▶ _TASK_:
Format every line of the listing below as a numbered list, omitting blank lines and leaving the pictures out of your answer.

(Records from a dataset)

====

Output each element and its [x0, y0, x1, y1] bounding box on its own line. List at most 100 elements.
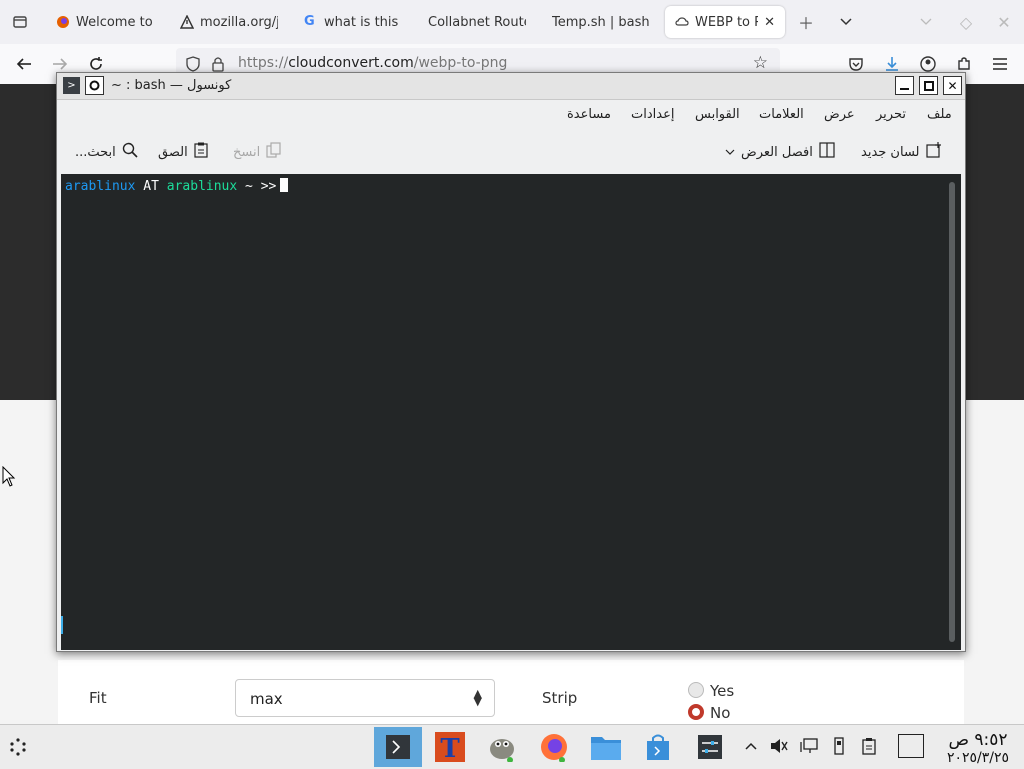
- menu-edit[interactable]: تحرير: [876, 107, 906, 122]
- menu-view[interactable]: عرض: [824, 107, 855, 122]
- terminal-area[interactable]: arablinux AT arablinux ~ >>: [61, 174, 961, 650]
- browser-tab[interactable]: Temp.sh | bash: [542, 6, 660, 38]
- prompt-host: arablinux: [166, 179, 238, 194]
- firefox-icon: [541, 734, 567, 762]
- select-arrows-icon: ▲ ▼: [473, 687, 482, 708]
- browser-tab-active[interactable]: WEBP to P ✕: [665, 6, 785, 38]
- konsole-titlebar[interactable]: > ~ : bash — كونسول ✕: [57, 73, 965, 100]
- menu-settings[interactable]: إعدادات: [631, 107, 674, 122]
- device-icon[interactable]: [828, 735, 850, 757]
- menu-file[interactable]: ملف: [927, 107, 952, 122]
- network-icon[interactable]: [798, 735, 820, 757]
- strip-label: Strip: [542, 689, 578, 707]
- tab-list-chevron-icon[interactable]: [834, 10, 858, 34]
- konsole-title: ~ : bash — كونسول: [111, 78, 232, 93]
- copy-icon: [266, 142, 282, 162]
- back-icon[interactable]: [12, 52, 36, 76]
- clipboard-icon[interactable]: [858, 735, 880, 757]
- menu-bookmarks[interactable]: العلامات: [759, 107, 804, 122]
- strip-yes-radio[interactable]: [688, 682, 704, 698]
- menu-hamburger-icon[interactable]: [988, 52, 1012, 76]
- show-desktop-icon[interactable]: [898, 734, 924, 758]
- fit-select-value: max: [250, 690, 283, 708]
- menu-plugins[interactable]: القوابس: [695, 107, 740, 122]
- clock-time: ٩:٥٢ ص: [948, 730, 1008, 750]
- maximize-icon[interactable]: ◇: [954, 10, 978, 34]
- clock[interactable]: ٩:٥٢ ص ٢٠٢٥/٣/٢٥: [936, 730, 1020, 767]
- strip-no-radio[interactable]: [688, 704, 704, 720]
- mouse-cursor-icon: [2, 465, 16, 492]
- paste-icon: [194, 142, 208, 162]
- split-view-label: افصل العرض: [741, 144, 813, 160]
- split-view-button[interactable]: افصل العرض: [725, 141, 835, 163]
- new-tab-button[interactable]: لسان جديد: [861, 141, 942, 163]
- konsole-icon: [386, 735, 410, 759]
- terminal-scrollbar[interactable]: [949, 182, 955, 642]
- prompt-user: arablinux: [65, 179, 136, 194]
- tab-overview-icon[interactable]: [8, 10, 32, 34]
- konsole-minimize-button[interactable]: [895, 76, 914, 95]
- taskbar-text-editor[interactable]: T: [426, 727, 474, 767]
- taskbar-system-settings[interactable]: [686, 727, 734, 767]
- tab-label: Temp.sh | bash: [552, 14, 650, 30]
- gimp-icon: [490, 739, 514, 762]
- konsole-menubar: ملف تحرير عرض العلامات القوابس إعدادات م…: [57, 100, 965, 128]
- browser-tab[interactable]: mozilla.org/j: [170, 6, 288, 38]
- taskbar-file-manager[interactable]: [582, 727, 630, 767]
- text-cursor: [280, 178, 289, 192]
- url-text[interactable]: https://cloudconvert.com/webp-to-png: [238, 55, 507, 71]
- clock-date: ٢٠٢٥/٣/٢٥: [946, 750, 1010, 766]
- warning-icon: [179, 14, 195, 29]
- volume-muted-icon[interactable]: [768, 735, 790, 757]
- google-icon: G: [304, 14, 315, 29]
- prompt-path: ~: [245, 179, 253, 194]
- window-menu-icon[interactable]: [85, 76, 104, 95]
- taskbar-software-center[interactable]: [634, 727, 682, 767]
- copy-label: انسخ: [233, 144, 261, 160]
- text-editor-icon: T: [435, 732, 465, 762]
- tab-label: Collabnet Route: [428, 14, 526, 30]
- taskbar: T ٩:٥٢ ص ٢٠٢٥/٣/٢٥: [0, 724, 1024, 769]
- tab-label: Welcome to: [76, 14, 153, 30]
- browser-tab[interactable]: Welcome to: [46, 6, 164, 38]
- konsole-app-icon[interactable]: >: [63, 77, 80, 94]
- new-tab-icon[interactable]: ＋: [794, 10, 818, 34]
- tray-expand-icon[interactable]: [740, 735, 762, 757]
- split-view-icon: [819, 142, 835, 162]
- browser-tab[interactable]: Collabnet Route: [418, 6, 536, 38]
- search-button[interactable]: ابحث...: [75, 141, 138, 163]
- svg-text:T: T: [440, 734, 460, 762]
- konsole-maximize-button[interactable]: [919, 76, 938, 95]
- new-tab-label: لسان جديد: [861, 144, 920, 160]
- paste-label: الصق: [158, 144, 188, 160]
- browser-tab[interactable]: G what is this: [294, 6, 412, 38]
- cloud-icon: [675, 15, 689, 29]
- bookmark-star-icon[interactable]: ☆: [753, 53, 768, 73]
- folder-icon: [591, 737, 621, 760]
- menu-help[interactable]: مساعدة: [567, 107, 611, 122]
- paste-button[interactable]: الصق: [158, 141, 208, 163]
- fit-select[interactable]: max ▲ ▼: [235, 679, 495, 717]
- strip-no-label: No: [710, 704, 731, 722]
- prompt-at: AT: [143, 179, 159, 194]
- minimize-icon[interactable]: [914, 10, 938, 34]
- konsole-window: > ~ : bash — كونسول ✕ ملف تحرير عرض العل…: [56, 72, 966, 652]
- copy-button[interactable]: انسخ: [233, 141, 282, 163]
- app-launcher-icon[interactable]: [8, 737, 28, 761]
- tab-label: WEBP to P: [695, 14, 759, 30]
- konsole-close-button[interactable]: ✕: [943, 76, 962, 95]
- close-window-icon[interactable]: ✕: [992, 10, 1016, 34]
- options-card: [58, 660, 964, 724]
- fit-label: Fit: [89, 689, 107, 707]
- taskbar-gimp[interactable]: [478, 727, 526, 767]
- browser-tab-bar: Welcome to mozilla.org/j G what is this …: [0, 0, 1024, 44]
- new-tab-icon: [925, 142, 942, 162]
- search-label: ابحث...: [75, 144, 116, 160]
- close-tab-icon[interactable]: ✕: [764, 15, 775, 30]
- settings-sliders-icon: [698, 735, 722, 759]
- chevron-down-icon: [725, 145, 735, 160]
- taskbar-konsole[interactable]: [374, 727, 422, 767]
- tab-label: mozilla.org/j: [200, 14, 278, 30]
- taskbar-firefox[interactable]: [530, 727, 578, 767]
- strip-yes-label: Yes: [710, 682, 735, 700]
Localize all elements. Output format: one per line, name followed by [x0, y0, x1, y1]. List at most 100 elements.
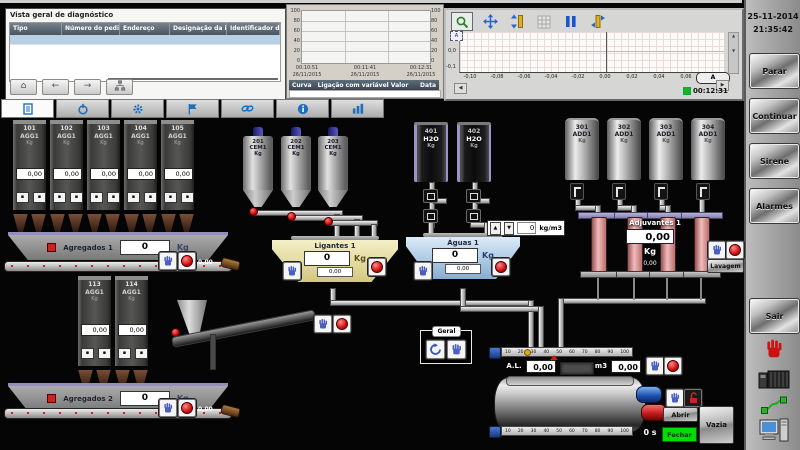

====

▶ _RESPONSE TO THE EXERCISE_:
1. Output each element and its [x0, y0, x1, y1] bounding box on its own line. List at most 100 elements.
2. - menu-edit[interactable]: تحرير: [876, 107, 906, 122]
3. - menu-view[interactable]: عرض: [824, 107, 855, 122]
4. - terminal-area[interactable]: arablinux AT arablinux ~ >>: [61, 174, 961, 650]
5. - browser-tab[interactable]: Temp.sh | bash: [542, 6, 660, 38]
6. - prompt-host: arablinux: [166, 179, 238, 194]
7. - firefox-icon: [541, 734, 567, 762]
8. - select-arrows-icon: ▲ ▼: [473, 687, 482, 708]
9. - browser-tab-active[interactable]: WEBP to P ✕: [665, 6, 785, 38]
10. - konsole-titlebar[interactable]: > ~ : bash — كونسول ✕: [57, 73, 965, 100]
11. - menu-settings[interactable]: إعدادات: [631, 107, 674, 122]
12. - device-icon[interactable]: [828, 735, 850, 757]
13. - menu-file[interactable]: ملف: [927, 107, 952, 122]
14. - network-icon[interactable]: [798, 735, 820, 757]
15. - strip-label: Strip: [542, 689, 578, 707]
16. - tab-list-chevron-icon[interactable]: [834, 10, 858, 34]
17. - konsole-title: ~ : bash — كونسول: [111, 78, 232, 93]
18. - copy-icon: [266, 142, 282, 162]
19. - back-icon[interactable]: [12, 52, 36, 76]
20. - clipboard-icon[interactable]: [858, 735, 880, 757]
21. - menu-bookmarks[interactable]: العلامات: [759, 107, 804, 122]
22. - strip-yes-radio[interactable]: [688, 682, 704, 698]
23. - menu-hamburger-icon[interactable]: [988, 52, 1012, 76]
24. - show-desktop-icon[interactable]: [898, 734, 924, 758]
25. - fit-select-value: max: [250, 690, 283, 708]
26. - menu-plugins[interactable]: القوابس: [695, 107, 740, 122]
27. - clock-time: ٩:٥٢ ص: [948, 730, 1008, 750]
28. - maximize-icon[interactable]: ◇: [954, 10, 978, 34]
29. - clock[interactable]: ٩:٥٢ ص ٢٠٢٥/٣/٢٥: [936, 730, 1020, 767]
30. - strip-no-radio[interactable]: [688, 704, 704, 720]
31. - mouse-cursor-icon: [2, 465, 16, 492]
32. - paste-icon: [194, 142, 208, 162]
33. - split-view-label: افصل العرض: [741, 144, 813, 160]
34. - split-view-button[interactable]: افصل العرض: [725, 141, 835, 163]
35. - new-tab-button[interactable]: لسان جديد: [861, 141, 942, 163]
36. - konsole-icon: [386, 735, 410, 759]
37. - terminal-scrollbar[interactable]: [949, 182, 955, 642]
38. - prompt-user: arablinux: [65, 179, 136, 194]
39. - tab-overview-icon[interactable]: [8, 10, 32, 34]
40. - konsole-minimize-button[interactable]: [895, 76, 914, 95]
41. - taskbar-text-editor[interactable]: T: [426, 727, 474, 767]
42. - taskbar-system-settings[interactable]: [686, 727, 734, 767]
43. - tab-label: Temp.sh | bash: [552, 14, 650, 30]
44. - gimp-icon: [490, 739, 514, 762]
45. - konsole-menubar: ملف تحرير عرض العلامات القوابس إعدادات م…: [57, 100, 965, 128]
46. - browser-tab[interactable]: mozilla.org/j: [170, 6, 288, 38]
47. - taskbar-file-manager[interactable]: [582, 727, 630, 767]
48. - text-cursor: [280, 178, 289, 192]
49. - url-text[interactable]: https://cloudconvert.com/webp-to-png: [238, 55, 507, 71]
50. - clock-date: ٢٠٢٥/٣/٢٥: [946, 750, 1010, 766]
51. - warning-icon: [179, 14, 195, 29]
52. - volume-muted-icon[interactable]: [768, 735, 790, 757]
53. - google-icon: G: [304, 14, 315, 29]
54. - prompt-path: ~: [245, 179, 253, 194]
55. - window-menu-icon[interactable]: [85, 76, 104, 95]
56. - taskbar-software-center[interactable]: [634, 727, 682, 767]
57. - copy-label: انسخ: [233, 144, 261, 160]
58. - text-editor-icon: T: [435, 732, 465, 762]
59. - tab-label: Collabnet Route: [428, 14, 526, 30]
60. - taskbar: T ٩:٥٢ ص ٢٠٢٥/٣/٢٥: [0, 724, 1024, 769]
61. - tab-label: Welcome to: [76, 14, 153, 30]
62. - browser-tab[interactable]: Welcome to: [46, 6, 164, 38]
63. - konsole-app-icon[interactable]: >: [63, 77, 80, 94]
64. - new-tab-icon[interactable]: ＋: [794, 10, 818, 34]
65. - tray-expand-icon[interactable]: [740, 735, 762, 757]
66. - split-view-icon: [819, 142, 835, 162]
67. - browser-tab[interactable]: Collabnet Route: [418, 6, 536, 38]
68. - search-button[interactable]: ابحث...: [75, 141, 138, 163]
69. - svg-text:T: T: [440, 734, 460, 762]
70. - konsole-maximize-button[interactable]: [919, 76, 938, 95]
71. - new-tab-label: لسان جديد: [861, 144, 920, 160]
72. - paste-label: الصق: [158, 144, 188, 160]
73. - browser-tab[interactable]: G what is this: [294, 6, 412, 38]
74. - cloud-icon: [675, 15, 689, 29]
75. - bookmark-star-icon[interactable]: ☆: [753, 53, 768, 73]
76. - folder-icon: [591, 737, 621, 760]
77. - menu-help[interactable]: مساعدة: [567, 107, 611, 122]
78. - paste-button[interactable]: الصق: [158, 141, 208, 163]
79. - fit-select[interactable]: max ▲ ▼: [235, 679, 495, 717]
80. - strip-no-label: No: [710, 704, 731, 722]
81. - prompt-at: AT: [143, 179, 159, 194]
82. - minimize-icon[interactable]: [914, 10, 938, 34]
83. - konsole-window: > ~ : bash — كونسول ✕ ملف تحرير عرض العل…: [56, 72, 966, 652]
84. - copy-button[interactable]: انسخ: [233, 141, 282, 163]
85. - app-launcher-icon[interactable]: [8, 737, 28, 761]
86. - tab-label: WEBP to P: [695, 14, 759, 30]
87. - konsole-close-button[interactable]: ✕: [943, 76, 962, 95]
88. - close-window-icon[interactable]: ✕: [992, 10, 1016, 34]
89. - options-card: [58, 660, 964, 724]
90. - fit-label: Fit: [89, 689, 107, 707]
91. - taskbar-gimp[interactable]: [478, 727, 526, 767]
92. - browser-tab-bar: Welcome to mozilla.org/j G what is this …: [0, 0, 1024, 44]
93. - new-tab-icon: [925, 142, 942, 162]
94. - search-label: ابحث...: [75, 144, 116, 160]
95. - close-tab-icon[interactable]: ✕: [764, 15, 775, 30]
96. - settings-sliders-icon: [698, 735, 722, 759]
97. - chevron-down-icon: [725, 145, 735, 160]
98. - taskbar-konsole[interactable]: [374, 727, 422, 767]
99. - tab-label: mozilla.org/j: [200, 14, 278, 30]
100. - taskbar-firefox[interactable]: [530, 727, 578, 767]
101. - strip-yes-label: Yes: [710, 682, 735, 700]
102. Localize all elements. Output format: one per line, name followed by [x0, y0, x1, y1]. List at most 100 elements.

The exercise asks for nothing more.